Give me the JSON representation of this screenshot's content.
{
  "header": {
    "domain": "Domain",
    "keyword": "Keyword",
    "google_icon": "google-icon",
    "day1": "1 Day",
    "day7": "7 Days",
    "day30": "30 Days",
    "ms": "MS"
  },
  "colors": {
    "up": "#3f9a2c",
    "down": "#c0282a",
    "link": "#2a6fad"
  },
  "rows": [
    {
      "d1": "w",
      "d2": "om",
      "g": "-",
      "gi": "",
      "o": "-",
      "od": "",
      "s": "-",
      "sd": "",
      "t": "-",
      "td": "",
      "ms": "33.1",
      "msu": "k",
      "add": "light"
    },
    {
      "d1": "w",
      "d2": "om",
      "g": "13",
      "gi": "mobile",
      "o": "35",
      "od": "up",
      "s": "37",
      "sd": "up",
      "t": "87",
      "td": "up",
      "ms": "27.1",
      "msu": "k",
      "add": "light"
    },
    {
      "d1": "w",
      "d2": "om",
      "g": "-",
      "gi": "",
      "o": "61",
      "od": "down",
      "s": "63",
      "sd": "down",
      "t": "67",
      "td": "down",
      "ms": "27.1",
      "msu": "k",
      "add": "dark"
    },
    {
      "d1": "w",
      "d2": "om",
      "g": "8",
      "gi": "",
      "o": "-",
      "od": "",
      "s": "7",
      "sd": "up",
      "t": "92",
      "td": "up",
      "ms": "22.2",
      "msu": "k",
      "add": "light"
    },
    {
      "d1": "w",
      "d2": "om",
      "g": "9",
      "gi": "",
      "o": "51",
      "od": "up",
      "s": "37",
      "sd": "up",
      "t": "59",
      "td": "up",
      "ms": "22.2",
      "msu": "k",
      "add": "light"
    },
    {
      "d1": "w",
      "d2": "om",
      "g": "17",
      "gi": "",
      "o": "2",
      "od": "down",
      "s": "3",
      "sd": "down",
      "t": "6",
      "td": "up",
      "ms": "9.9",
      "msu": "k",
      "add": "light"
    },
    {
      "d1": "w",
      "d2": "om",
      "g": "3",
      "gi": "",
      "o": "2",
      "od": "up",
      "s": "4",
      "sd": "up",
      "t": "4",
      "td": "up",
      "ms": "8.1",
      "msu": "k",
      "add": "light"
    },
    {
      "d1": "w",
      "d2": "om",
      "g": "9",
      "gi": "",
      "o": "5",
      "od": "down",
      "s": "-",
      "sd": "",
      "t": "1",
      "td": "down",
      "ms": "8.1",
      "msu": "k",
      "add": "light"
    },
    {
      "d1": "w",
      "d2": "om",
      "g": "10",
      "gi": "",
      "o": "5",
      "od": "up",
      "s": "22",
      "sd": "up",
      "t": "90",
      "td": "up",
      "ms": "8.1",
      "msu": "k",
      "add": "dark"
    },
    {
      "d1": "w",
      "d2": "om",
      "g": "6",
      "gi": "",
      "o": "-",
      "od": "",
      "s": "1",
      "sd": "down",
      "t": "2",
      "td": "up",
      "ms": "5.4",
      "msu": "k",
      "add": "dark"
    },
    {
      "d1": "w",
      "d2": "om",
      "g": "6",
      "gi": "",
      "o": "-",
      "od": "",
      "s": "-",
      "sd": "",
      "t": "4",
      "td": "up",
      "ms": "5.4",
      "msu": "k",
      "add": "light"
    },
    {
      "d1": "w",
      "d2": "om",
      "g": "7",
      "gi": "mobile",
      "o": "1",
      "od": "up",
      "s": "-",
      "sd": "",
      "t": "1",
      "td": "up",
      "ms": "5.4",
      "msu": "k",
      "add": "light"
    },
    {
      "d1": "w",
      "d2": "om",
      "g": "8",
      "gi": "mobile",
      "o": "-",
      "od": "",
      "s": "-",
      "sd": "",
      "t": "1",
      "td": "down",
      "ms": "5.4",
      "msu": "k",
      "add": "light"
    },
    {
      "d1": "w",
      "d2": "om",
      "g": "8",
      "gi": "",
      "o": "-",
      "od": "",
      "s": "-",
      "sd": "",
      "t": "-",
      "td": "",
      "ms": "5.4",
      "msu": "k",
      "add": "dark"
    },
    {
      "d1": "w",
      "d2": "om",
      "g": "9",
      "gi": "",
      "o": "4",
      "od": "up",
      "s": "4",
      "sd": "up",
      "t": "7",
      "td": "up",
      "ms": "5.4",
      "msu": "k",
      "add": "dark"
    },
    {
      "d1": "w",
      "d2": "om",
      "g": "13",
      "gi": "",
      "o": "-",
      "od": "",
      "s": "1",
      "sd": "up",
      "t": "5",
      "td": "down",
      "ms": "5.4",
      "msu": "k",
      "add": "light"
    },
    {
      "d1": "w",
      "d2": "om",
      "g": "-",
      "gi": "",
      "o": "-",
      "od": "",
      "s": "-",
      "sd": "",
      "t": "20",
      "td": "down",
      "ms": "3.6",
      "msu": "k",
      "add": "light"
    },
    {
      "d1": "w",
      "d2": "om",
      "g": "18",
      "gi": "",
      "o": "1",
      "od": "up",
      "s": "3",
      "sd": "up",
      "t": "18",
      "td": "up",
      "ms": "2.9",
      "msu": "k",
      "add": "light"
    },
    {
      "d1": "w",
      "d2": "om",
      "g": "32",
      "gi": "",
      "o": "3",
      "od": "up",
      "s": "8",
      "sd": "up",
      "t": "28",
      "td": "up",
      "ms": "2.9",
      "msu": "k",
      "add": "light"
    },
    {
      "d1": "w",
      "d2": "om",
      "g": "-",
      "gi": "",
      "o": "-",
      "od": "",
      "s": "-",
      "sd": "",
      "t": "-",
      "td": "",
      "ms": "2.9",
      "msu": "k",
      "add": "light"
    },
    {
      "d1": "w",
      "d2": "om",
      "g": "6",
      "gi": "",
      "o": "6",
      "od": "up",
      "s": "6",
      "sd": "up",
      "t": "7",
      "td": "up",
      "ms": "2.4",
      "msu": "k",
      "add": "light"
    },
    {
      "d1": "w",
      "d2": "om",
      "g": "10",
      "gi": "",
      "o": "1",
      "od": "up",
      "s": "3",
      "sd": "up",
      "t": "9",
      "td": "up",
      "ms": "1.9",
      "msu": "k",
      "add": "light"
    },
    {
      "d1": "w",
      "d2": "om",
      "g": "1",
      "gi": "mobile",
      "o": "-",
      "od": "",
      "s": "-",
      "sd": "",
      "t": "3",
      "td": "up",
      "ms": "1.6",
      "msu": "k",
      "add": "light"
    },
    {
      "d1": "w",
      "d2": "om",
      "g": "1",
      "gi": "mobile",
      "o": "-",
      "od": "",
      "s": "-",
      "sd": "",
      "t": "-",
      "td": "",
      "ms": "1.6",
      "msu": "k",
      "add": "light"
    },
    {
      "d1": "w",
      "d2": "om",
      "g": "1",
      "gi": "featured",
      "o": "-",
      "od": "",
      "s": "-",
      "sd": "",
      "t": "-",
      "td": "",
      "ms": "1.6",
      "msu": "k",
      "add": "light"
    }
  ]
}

+ + + +

> [Requirement]
Reproduce each line of the material above precisely.

> [Correct result]
Give me the JSON representation of this screenshot's content.
{
  "header": {
    "domain": "Domain",
    "keyword": "Keyword",
    "google_icon": "google-icon",
    "day1": "1 Day",
    "day7": "7 Days",
    "day30": "30 Days",
    "ms": "MS"
  },
  "colors": {
    "up": "#3f9a2c",
    "down": "#c0282a",
    "link": "#2a6fad"
  },
  "rows": [
    {
      "d1": "w",
      "d2": "om",
      "g": "-",
      "gi": "",
      "o": "-",
      "od": "",
      "s": "-",
      "sd": "",
      "t": "-",
      "td": "",
      "ms": "33.1",
      "msu": "k",
      "add": "light"
    },
    {
      "d1": "w",
      "d2": "om",
      "g": "13",
      "gi": "mobile",
      "o": "35",
      "od": "up",
      "s": "37",
      "sd": "up",
      "t": "87",
      "td": "up",
      "ms": "27.1",
      "msu": "k",
      "add": "light"
    },
    {
      "d1": "w",
      "d2": "om",
      "g": "-",
      "gi": "",
      "o": "61",
      "od": "down",
      "s": "63",
      "sd": "down",
      "t": "67",
      "td": "down",
      "ms": "27.1",
      "msu": "k",
      "add": "dark"
    },
    {
      "d1": "w",
      "d2": "om",
      "g": "8",
      "gi": "",
      "o": "-",
      "od": "",
      "s": "7",
      "sd": "up",
      "t": "92",
      "td": "up",
      "ms": "22.2",
      "msu": "k",
      "add": "light"
    },
    {
      "d1": "w",
      "d2": "om",
      "g": "9",
      "gi": "",
      "o": "51",
      "od": "up",
      "s": "37",
      "sd": "up",
      "t": "59",
      "td": "up",
      "ms": "22.2",
      "msu": "k",
      "add": "light"
    },
    {
      "d1": "w",
      "d2": "om",
      "g": "17",
      "gi": "",
      "o": "2",
      "od": "down",
      "s": "3",
      "sd": "down",
      "t": "6",
      "td": "up",
      "ms": "9.9",
      "msu": "k",
      "add": "light"
    },
    {
      "d1": "w",
      "d2": "om",
      "g": "3",
      "gi": "",
      "o": "2",
      "od": "up",
      "s": "4",
      "sd": "up",
      "t": "4",
      "td": "up",
      "ms": "8.1",
      "msu": "k",
      "add": "light"
    },
    {
      "d1": "w",
      "d2": "om",
      "g": "9",
      "gi": "",
      "o": "5",
      "od": "down",
      "s": "-",
      "sd": "",
      "t": "1",
      "td": "down",
      "ms": "8.1",
      "msu": "k",
      "add": "light"
    },
    {
      "d1": "w",
      "d2": "om",
      "g": "10",
      "gi": "",
      "o": "5",
      "od": "up",
      "s": "22",
      "sd": "up",
      "t": "90",
      "td": "up",
      "ms": "8.1",
      "msu": "k",
      "add": "dark"
    },
    {
      "d1": "w",
      "d2": "om",
      "g": "6",
      "gi": "",
      "o": "-",
      "od": "",
      "s": "1",
      "sd": "down",
      "t": "2",
      "td": "up",
      "ms": "5.4",
      "msu": "k",
      "add": "dark"
    },
    {
      "d1": "w",
      "d2": "om",
      "g": "6",
      "gi": "",
      "o": "-",
      "od": "",
      "s": "-",
      "sd": "",
      "t": "4",
      "td": "up",
      "ms": "5.4",
      "msu": "k",
      "add": "light"
    },
    {
      "d1": "w",
      "d2": "om",
      "g": "7",
      "gi": "mobile",
      "o": "1",
      "od": "up",
      "s": "-",
      "sd": "",
      "t": "1",
      "td": "up",
      "ms": "5.4",
      "msu": "k",
      "add": "light"
    },
    {
      "d1": "w",
      "d2": "om",
      "g": "8",
      "gi": "mobile",
      "o": "-",
      "od": "",
      "s": "-",
      "sd": "",
      "t": "1",
      "td": "down",
      "ms": "5.4",
      "msu": "k",
      "add": "light"
    },
    {
      "d1": "w",
      "d2": "om",
      "g": "8",
      "gi": "",
      "o": "-",
      "od": "",
      "s": "-",
      "sd": "",
      "t": "-",
      "td": "",
      "ms": "5.4",
      "msu": "k",
      "add": "dark"
    },
    {
      "d1": "w",
      "d2": "om",
      "g": "9",
      "gi": "",
      "o": "4",
      "od": "up",
      "s": "4",
      "sd": "up",
      "t": "7",
      "td": "up",
      "ms": "5.4",
      "msu": "k",
      "add": "dark"
    },
    {
      "d1": "w",
      "d2": "om",
      "g": "13",
      "gi": "",
      "o": "-",
      "od": "",
      "s": "1",
      "sd": "up",
      "t": "5",
      "td": "down",
      "ms": "5.4",
      "msu": "k",
      "add": "light"
    },
    {
      "d1": "w",
      "d2": "om",
      "g": "-",
      "gi": "",
      "o": "-",
      "od": "",
      "s": "-",
      "sd": "",
      "t": "20",
      "td": "down",
      "ms": "3.6",
      "msu": "k",
      "add": "light"
    },
    {
      "d1": "w",
      "d2": "om",
      "g": "18",
      "gi": "",
      "o": "1",
      "od": "up",
      "s": "3",
      "sd": "up",
      "t": "18",
      "td": "up",
      "ms": "2.9",
      "msu": "k",
      "add": "light"
    },
    {
      "d1": "w",
      "d2": "om",
      "g": "32",
      "gi": "",
      "o": "3",
      "od": "up",
      "s": "8",
      "sd": "up",
      "t": "28",
      "td": "up",
      "ms": "2.9",
      "msu": "k",
      "add": "light"
    },
    {
      "d1": "w",
      "d2": "om",
      "g": "-",
      "gi": "",
      "o": "-",
      "od": "",
      "s": "-",
      "sd": "",
      "t": "-",
      "td": "",
      "ms": "2.9",
      "msu": "k",
      "add": "light"
    },
    {
      "d1": "w",
      "d2": "om",
      "g": "6",
      "gi": "",
      "o": "6",
      "od": "up",
      "s": "6",
      "sd": "up",
      "t": "7",
      "td": "up",
      "ms": "2.4",
      "msu": "k",
      "add": "light"
    },
    {
      "d1": "w",
      "d2": "om",
      "g": "10",
      "gi": "",
      "o": "1",
      "od": "up",
      "s": "3",
      "sd": "up",
      "t": "9",
      "td": "up",
      "ms": "1.9",
      "msu": "k",
      "add": "light"
    },
    {
      "d1": "w",
      "d2": "om",
      "g": "1",
      "gi": "mobile",
      "o": "-",
      "od": "",
      "s": "-",
      "sd": "",
      "t": "3",
      "td": "up",
      "ms": "1.6",
      "msu": "k",
      "add": "light"
    },
    {
      "d1": "w",
      "d2": "om",
      "g": "1",
      "gi": "mobile",
      "o": "-",
      "od": "",
      "s": "-",
      "sd": "",
      "t": "-",
      "td": "",
      "ms": "1.6",
      "msu": "k",
      "add": "light"
    },
    {
      "d1": "w",
      "d2": "om",
      "g": "1",
      "gi": "featured",
      "o": "-",
      "od": "",
      "s": "-",
      "sd": "",
      "t": "-",
      "td": "",
      "ms": "1.6",
      "msu": "k",
      "add": "light"
    }
  ]
}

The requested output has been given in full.